[What to work on] Identify the lines bearing the string "instance" and gather them.

Begin Excerpted records

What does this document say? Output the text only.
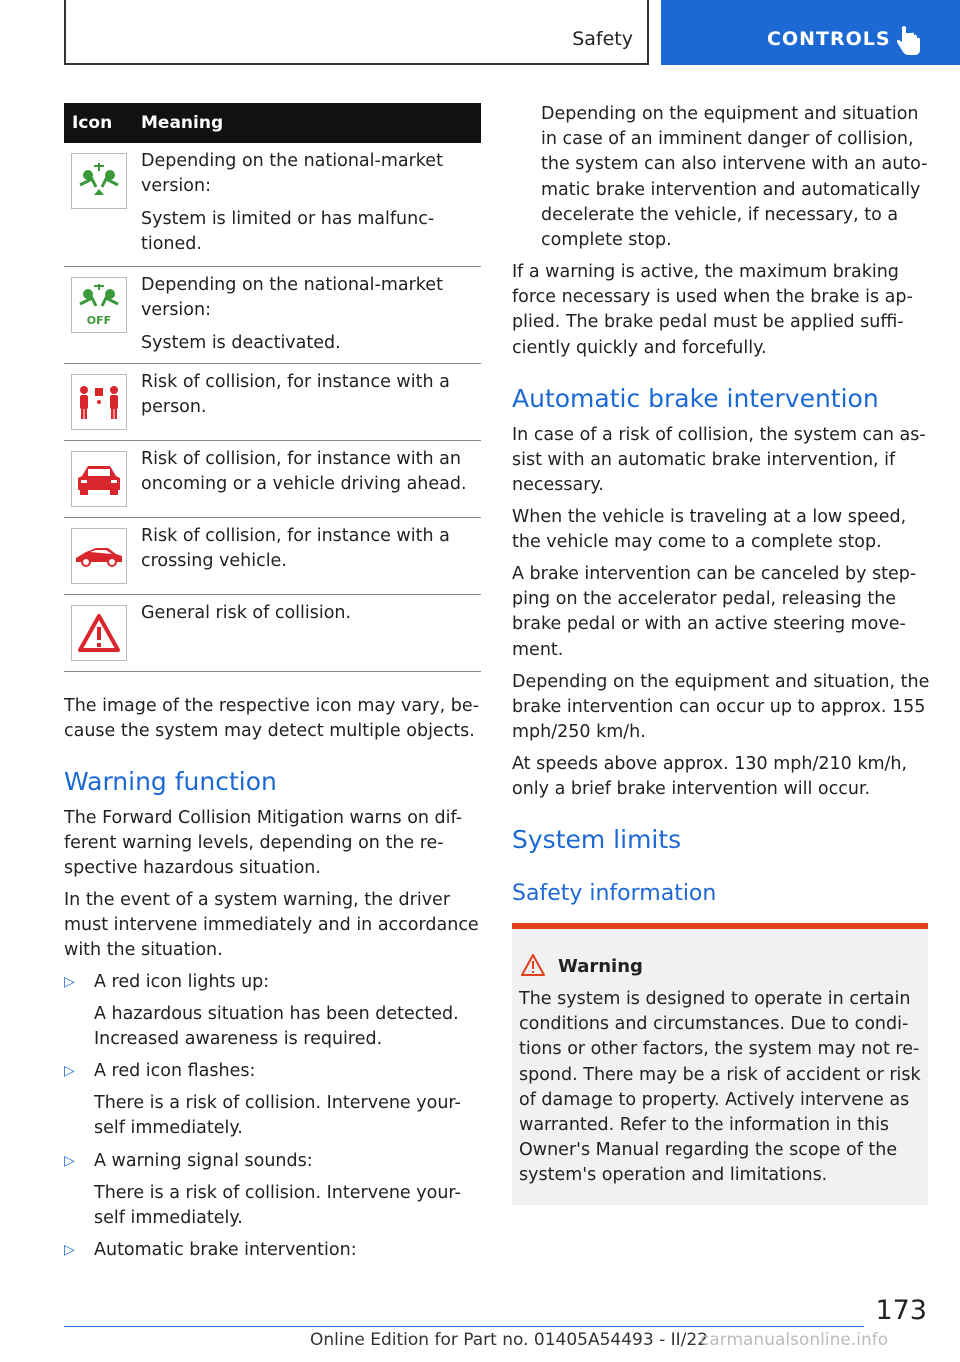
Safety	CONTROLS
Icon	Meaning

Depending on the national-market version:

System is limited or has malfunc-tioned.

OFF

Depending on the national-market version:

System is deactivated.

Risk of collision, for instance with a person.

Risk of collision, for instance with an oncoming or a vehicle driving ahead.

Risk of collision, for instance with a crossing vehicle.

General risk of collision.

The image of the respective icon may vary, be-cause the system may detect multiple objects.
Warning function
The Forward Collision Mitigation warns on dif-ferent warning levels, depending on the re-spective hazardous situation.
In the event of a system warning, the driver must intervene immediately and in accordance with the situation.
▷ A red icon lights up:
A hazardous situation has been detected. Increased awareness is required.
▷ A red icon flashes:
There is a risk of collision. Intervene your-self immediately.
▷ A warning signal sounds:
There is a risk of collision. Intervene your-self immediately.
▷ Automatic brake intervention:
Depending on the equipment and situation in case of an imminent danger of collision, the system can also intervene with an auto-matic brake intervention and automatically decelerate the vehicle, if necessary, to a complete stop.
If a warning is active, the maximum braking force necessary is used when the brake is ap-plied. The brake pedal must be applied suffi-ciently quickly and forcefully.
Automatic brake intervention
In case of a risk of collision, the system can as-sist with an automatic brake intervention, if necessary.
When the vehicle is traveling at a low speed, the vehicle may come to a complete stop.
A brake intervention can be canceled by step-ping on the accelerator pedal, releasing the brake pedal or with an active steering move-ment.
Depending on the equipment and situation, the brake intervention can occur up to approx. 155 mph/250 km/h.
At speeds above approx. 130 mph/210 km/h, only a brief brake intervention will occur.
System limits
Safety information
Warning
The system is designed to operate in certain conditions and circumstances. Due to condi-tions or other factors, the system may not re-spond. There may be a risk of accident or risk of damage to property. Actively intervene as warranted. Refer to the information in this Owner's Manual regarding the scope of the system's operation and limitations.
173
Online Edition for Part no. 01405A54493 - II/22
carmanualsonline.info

End Excerpted records
Begin Excerpted records

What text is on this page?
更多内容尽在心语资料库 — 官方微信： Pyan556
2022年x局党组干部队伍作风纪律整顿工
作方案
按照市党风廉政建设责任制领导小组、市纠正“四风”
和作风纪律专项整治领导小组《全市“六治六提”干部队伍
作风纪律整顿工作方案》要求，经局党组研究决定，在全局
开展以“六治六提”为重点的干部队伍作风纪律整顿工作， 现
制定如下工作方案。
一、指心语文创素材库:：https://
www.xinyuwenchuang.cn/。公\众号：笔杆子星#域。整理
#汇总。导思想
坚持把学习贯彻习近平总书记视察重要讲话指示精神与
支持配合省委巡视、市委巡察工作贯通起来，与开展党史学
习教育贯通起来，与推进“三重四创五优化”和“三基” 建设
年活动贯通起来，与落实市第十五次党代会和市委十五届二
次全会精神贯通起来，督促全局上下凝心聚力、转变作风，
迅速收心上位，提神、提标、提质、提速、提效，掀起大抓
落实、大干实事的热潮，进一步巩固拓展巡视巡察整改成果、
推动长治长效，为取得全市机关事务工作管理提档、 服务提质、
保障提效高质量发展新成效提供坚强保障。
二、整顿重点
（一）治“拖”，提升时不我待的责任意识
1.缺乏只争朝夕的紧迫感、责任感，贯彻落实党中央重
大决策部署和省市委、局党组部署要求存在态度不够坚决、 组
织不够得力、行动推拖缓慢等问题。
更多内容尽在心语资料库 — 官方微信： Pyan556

End Excerpted records

[Finished answer]
Risk of collision, for instance with a person.
Risk of collision, for instance with an oncoming or a vehicle driving ahead.
Risk of collision, for instance with a crossing vehicle.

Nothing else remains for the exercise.